WHAT TO PRODUCE:
Copy out all of the data exactly as it appears.

INPUT ROWS:
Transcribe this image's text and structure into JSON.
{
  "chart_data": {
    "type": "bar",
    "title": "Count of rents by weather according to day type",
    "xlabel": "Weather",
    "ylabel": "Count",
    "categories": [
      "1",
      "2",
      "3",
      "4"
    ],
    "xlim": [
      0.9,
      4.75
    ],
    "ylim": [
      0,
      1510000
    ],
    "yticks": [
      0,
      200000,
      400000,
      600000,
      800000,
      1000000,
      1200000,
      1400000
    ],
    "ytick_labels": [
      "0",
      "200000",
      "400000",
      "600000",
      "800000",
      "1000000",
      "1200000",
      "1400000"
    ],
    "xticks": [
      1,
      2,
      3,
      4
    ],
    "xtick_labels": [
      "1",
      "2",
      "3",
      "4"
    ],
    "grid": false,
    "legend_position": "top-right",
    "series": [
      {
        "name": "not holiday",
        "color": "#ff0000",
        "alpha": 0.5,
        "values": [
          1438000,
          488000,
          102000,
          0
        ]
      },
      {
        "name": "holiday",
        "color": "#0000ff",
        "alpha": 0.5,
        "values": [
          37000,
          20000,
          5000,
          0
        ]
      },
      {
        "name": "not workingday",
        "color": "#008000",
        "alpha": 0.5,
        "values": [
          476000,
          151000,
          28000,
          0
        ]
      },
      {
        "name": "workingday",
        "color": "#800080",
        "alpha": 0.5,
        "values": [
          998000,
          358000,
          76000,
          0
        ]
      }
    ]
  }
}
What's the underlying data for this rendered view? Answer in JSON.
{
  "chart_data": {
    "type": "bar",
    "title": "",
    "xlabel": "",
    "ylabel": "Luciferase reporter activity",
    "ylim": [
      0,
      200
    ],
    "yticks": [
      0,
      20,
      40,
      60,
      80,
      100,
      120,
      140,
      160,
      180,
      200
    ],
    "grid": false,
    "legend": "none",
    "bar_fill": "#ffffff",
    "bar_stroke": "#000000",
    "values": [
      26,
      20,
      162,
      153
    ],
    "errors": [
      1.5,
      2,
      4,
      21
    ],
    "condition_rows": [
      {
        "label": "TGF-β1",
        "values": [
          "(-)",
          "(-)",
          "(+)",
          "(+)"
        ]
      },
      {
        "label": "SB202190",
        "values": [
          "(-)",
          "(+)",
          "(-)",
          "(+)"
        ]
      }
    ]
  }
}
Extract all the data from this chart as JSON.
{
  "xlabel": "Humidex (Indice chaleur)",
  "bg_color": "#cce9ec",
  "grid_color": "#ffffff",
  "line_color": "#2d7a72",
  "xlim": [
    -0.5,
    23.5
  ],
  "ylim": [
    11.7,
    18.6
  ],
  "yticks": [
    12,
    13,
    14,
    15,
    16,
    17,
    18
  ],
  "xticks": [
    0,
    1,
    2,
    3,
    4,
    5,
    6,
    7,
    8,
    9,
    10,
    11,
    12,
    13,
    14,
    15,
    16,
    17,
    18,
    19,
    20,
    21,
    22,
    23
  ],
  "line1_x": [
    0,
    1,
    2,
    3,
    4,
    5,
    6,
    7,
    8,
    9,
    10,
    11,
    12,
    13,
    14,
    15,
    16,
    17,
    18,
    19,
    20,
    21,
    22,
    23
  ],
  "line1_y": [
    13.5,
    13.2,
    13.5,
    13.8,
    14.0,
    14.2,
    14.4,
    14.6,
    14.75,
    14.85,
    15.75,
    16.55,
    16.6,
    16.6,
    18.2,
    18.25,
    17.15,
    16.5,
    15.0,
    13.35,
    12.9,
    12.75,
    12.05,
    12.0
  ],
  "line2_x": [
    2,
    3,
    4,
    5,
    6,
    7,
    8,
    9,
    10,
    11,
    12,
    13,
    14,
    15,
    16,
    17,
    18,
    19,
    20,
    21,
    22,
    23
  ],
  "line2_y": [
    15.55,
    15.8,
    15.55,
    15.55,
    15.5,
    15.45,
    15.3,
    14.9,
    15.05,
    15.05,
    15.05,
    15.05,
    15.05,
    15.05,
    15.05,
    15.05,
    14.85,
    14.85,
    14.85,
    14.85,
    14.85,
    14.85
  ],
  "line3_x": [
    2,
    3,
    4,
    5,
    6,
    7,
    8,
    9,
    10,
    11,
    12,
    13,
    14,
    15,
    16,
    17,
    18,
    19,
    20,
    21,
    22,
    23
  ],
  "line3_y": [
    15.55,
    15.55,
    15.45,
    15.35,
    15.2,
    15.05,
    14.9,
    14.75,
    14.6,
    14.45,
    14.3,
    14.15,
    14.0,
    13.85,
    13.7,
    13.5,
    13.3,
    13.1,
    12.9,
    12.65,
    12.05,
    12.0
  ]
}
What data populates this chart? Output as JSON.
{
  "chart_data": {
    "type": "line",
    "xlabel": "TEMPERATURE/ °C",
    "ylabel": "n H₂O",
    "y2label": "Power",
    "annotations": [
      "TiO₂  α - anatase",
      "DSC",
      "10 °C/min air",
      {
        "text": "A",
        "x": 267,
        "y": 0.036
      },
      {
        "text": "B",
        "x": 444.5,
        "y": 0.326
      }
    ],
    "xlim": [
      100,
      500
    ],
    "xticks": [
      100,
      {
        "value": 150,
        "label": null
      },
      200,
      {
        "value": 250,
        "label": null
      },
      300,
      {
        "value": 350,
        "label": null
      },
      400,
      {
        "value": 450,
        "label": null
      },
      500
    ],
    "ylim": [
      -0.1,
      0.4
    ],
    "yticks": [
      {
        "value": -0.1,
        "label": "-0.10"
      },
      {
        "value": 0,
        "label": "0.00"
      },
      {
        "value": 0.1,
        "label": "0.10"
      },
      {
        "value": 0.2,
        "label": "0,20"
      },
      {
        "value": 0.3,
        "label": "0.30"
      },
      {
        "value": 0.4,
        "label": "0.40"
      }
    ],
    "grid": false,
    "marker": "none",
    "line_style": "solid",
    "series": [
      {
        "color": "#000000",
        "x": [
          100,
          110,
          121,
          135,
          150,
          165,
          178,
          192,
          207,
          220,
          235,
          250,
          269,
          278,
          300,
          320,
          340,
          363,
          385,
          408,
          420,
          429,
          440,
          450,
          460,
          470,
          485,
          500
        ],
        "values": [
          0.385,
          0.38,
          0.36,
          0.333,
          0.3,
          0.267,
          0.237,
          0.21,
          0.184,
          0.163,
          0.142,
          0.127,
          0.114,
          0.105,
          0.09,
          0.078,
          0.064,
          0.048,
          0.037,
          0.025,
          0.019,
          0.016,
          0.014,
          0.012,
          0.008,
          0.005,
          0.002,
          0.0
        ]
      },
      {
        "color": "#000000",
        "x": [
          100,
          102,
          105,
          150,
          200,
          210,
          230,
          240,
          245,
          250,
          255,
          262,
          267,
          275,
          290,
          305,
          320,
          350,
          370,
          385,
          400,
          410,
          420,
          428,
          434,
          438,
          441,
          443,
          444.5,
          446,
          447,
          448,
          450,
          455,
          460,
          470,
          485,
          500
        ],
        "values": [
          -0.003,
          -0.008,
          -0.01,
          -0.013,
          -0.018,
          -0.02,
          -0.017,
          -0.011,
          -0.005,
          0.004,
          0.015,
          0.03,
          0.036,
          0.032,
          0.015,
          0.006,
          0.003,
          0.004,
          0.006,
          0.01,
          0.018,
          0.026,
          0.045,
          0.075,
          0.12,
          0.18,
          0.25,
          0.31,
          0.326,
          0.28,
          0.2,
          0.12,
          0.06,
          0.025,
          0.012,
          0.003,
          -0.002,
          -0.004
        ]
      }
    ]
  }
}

OUTPUT:
Transcribe this image's text and structure into JSON.
{
  "chart_data": {
    "type": "bar",
    "title": "Count of rents by weather according to day type",
    "xlabel": "Weather",
    "ylabel": "Count",
    "categories": [
      "1",
      "2",
      "3",
      "4"
    ],
    "xlim": [
      0.9,
      4.75
    ],
    "ylim": [
      0,
      1510000
    ],
    "yticks": [
      0,
      200000,
      400000,
      600000,
      800000,
      1000000,
      1200000,
      1400000
    ],
    "ytick_labels": [
      "0",
      "200000",
      "400000",
      "600000",
      "800000",
      "1000000",
      "1200000",
      "1400000"
    ],
    "xticks": [
      1,
      2,
      3,
      4
    ],
    "xtick_labels": [
      "1",
      "2",
      "3",
      "4"
    ],
    "grid": false,
    "legend_position": "top-right",
    "series": [
      {
        "name": "not holiday",
        "color": "#ff0000",
        "alpha": 0.5,
        "values": [
          1438000,
          488000,
          102000,
          0
        ]
      },
      {
        "name": "holiday",
        "color": "#0000ff",
        "alpha": 0.5,
        "values": [
          37000,
          20000,
          5000,
          0
        ]
      },
      {
        "name": "not workingday",
        "color": "#008000",
        "alpha": 0.5,
        "values": [
          476000,
          151000,
          28000,
          0
        ]
      },
      {
        "name": "workingday",
        "color": "#800080",
        "alpha": 0.5,
        "values": [
          998000,
          358000,
          76000,
          0
        ]
      }
    ]
  }
}
What's the underlying data for this rendered view? Answer in JSON.
{
  "chart_data": {
    "type": "bar",
    "title": "",
    "xlabel": "",
    "ylabel": "Luciferase reporter activity",
    "ylim": [
      0,
      200
    ],
    "yticks": [
      0,
      20,
      40,
      60,
      80,
      100,
      120,
      140,
      160,
      180,
      200
    ],
    "grid": false,
    "legend": "none",
    "bar_fill": "#ffffff",
    "bar_stroke": "#000000",
    "values": [
      26,
      20,
      162,
      153
    ],
    "errors": [
      1.5,
      2,
      4,
      21
    ],
    "condition_rows": [
      {
        "label": "TGF-β1",
        "values": [
          "(-)",
          "(-)",
          "(+)",
          "(+)"
        ]
      },
      {
        "label": "SB202190",
        "values": [
          "(-)",
          "(+)",
          "(-)",
          "(+)"
        ]
      }
    ]
  }
}
Extract all the data from this chart as JSON.
{
  "xlabel": "Humidex (Indice chaleur)",
  "bg_color": "#cce9ec",
  "grid_color": "#ffffff",
  "line_color": "#2d7a72",
  "xlim": [
    -0.5,
    23.5
  ],
  "ylim": [
    11.7,
    18.6
  ],
  "yticks": [
    12,
    13,
    14,
    15,
    16,
    17,
    18
  ],
  "xticks": [
    0,
    1,
    2,
    3,
    4,
    5,
    6,
    7,
    8,
    9,
    10,
    11,
    12,
    13,
    14,
    15,
    16,
    17,
    18,
    19,
    20,
    21,
    22,
    23
  ],
  "line1_x": [
    0,
    1,
    2,
    3,
    4,
    5,
    6,
    7,
    8,
    9,
    10,
    11,
    12,
    13,
    14,
    15,
    16,
    17,
    18,
    19,
    20,
    21,
    22,
    23
  ],
  "line1_y": [
    13.5,
    13.2,
    13.5,
    13.8,
    14.0,
    14.2,
    14.4,
    14.6,
    14.75,
    14.85,
    15.75,
    16.55,
    16.6,
    16.6,
    18.2,
    18.25,
    17.15,
    16.5,
    15.0,
    13.35,
    12.9,
    12.75,
    12.05,
    12.0
  ],
  "line2_x": [
    2,
    3,
    4,
    5,
    6,
    7,
    8,
    9,
    10,
    11,
    12,
    13,
    14,
    15,
    16,
    17,
    18,
    19,
    20,
    21,
    22,
    23
  ],
  "line2_y": [
    15.55,
    15.8,
    15.55,
    15.55,
    15.5,
    15.45,
    15.3,
    14.9,
    15.05,
    15.05,
    15.05,
    15.05,
    15.05,
    15.05,
    15.05,
    15.05,
    14.85,
    14.85,
    14.85,
    14.85,
    14.85,
    14.85
  ],
  "line3_x": [
    2,
    3,
    4,
    5,
    6,
    7,
    8,
    9,
    10,
    11,
    12,
    13,
    14,
    15,
    16,
    17,
    18,
    19,
    20,
    21,
    22,
    23
  ],
  "line3_y": [
    15.55,
    15.55,
    15.45,
    15.35,
    15.2,
    15.05,
    14.9,
    14.75,
    14.6,
    14.45,
    14.3,
    14.15,
    14.0,
    13.85,
    13.7,
    13.5,
    13.3,
    13.1,
    12.9,
    12.65,
    12.05,
    12.0
  ]
}
What data populates this chart? Output as JSON.
{
  "chart_data": {
    "type": "line",
    "xlabel": "TEMPERATURE/ °C",
    "ylabel": "n H₂O",
    "y2label": "Power",
    "annotations": [
      "TiO₂  α - anatase",
      "DSC",
      "10 °C/min air",
      {
        "text": "A",
        "x": 267,
        "y": 0.036
      },
      {
        "text": "B",
        "x": 444.5,
        "y": 0.326
      }
    ],
    "xlim": [
      100,
      500
    ],
    "xticks": [
      100,
      {
        "value": 150,
        "label": null
      },
      200,
      {
        "value": 250,
        "label": null
      },
      300,
      {
        "value": 350,
        "label": null
      },
      400,
      {
        "value": 450,
        "label": null
      },
      500
    ],
    "ylim": [
      -0.1,
      0.4
    ],
    "yticks": [
      {
        "value": -0.1,
        "label": "-0.10"
      },
      {
        "value": 0,
        "label": "0.00"
      },
      {
        "value": 0.1,
        "label": "0.10"
      },
      {
        "value": 0.2,
        "label": "0,20"
      },
      {
        "value": 0.3,
        "label": "0.30"
      },
      {
        "value": 0.4,
        "label": "0.40"
      }
    ],
    "grid": false,
    "marker": "none",
    "line_style": "solid",
    "series": [
      {
        "color": "#000000",
        "x": [
          100,
          110,
          121,
          135,
          150,
          165,
          178,
          192,
          207,
          220,
          235,
          250,
          269,
          278,
          300,
          320,
          340,
          363,
          385,
          408,
          420,
          429,
          440,
          450,
          460,
          470,
          485,
          500
        ],
        "values": [
          0.385,
          0.38,
          0.36,
          0.333,
          0.3,
          0.267,
          0.237,
          0.21,
          0.184,
          0.163,
          0.142,
          0.127,
          0.114,
          0.105,
          0.09,
          0.078,
          0.064,
          0.048,
          0.037,
          0.025,
          0.019,
          0.016,
          0.014,
          0.012,
          0.008,
          0.005,
          0.002,
          0.0
        ]
      },
      {
        "color": "#000000",
        "x": [
          100,
          102,
          105,
          150,
          200,
          210,
          230,
          240,
          245,
          250,
          255,
          262,
          267,
          275,
          290,
          305,
          320,
          350,
          370,
          385,
          400,
          410,
          420,
          428,
          434,
          438,
          441,
          443,
          444.5,
          446,
          447,
          448,
          450,
          455,
          460,
          470,
          485,
          500
        ],
        "values": [
          -0.003,
          -0.008,
          -0.01,
          -0.013,
          -0.018,
          -0.02,
          -0.017,
          -0.011,
          -0.005,
          0.004,
          0.015,
          0.03,
          0.036,
          0.032,
          0.015,
          0.006,
          0.003,
          0.004,
          0.006,
          0.01,
          0.018,
          0.026,
          0.045,
          0.075,
          0.12,
          0.18,
          0.25,
          0.31,
          0.326,
          0.28,
          0.2,
          0.12,
          0.06,
          0.025,
          0.012,
          0.003,
          -0.002,
          -0.004
        ]
      }
    ]
  }
}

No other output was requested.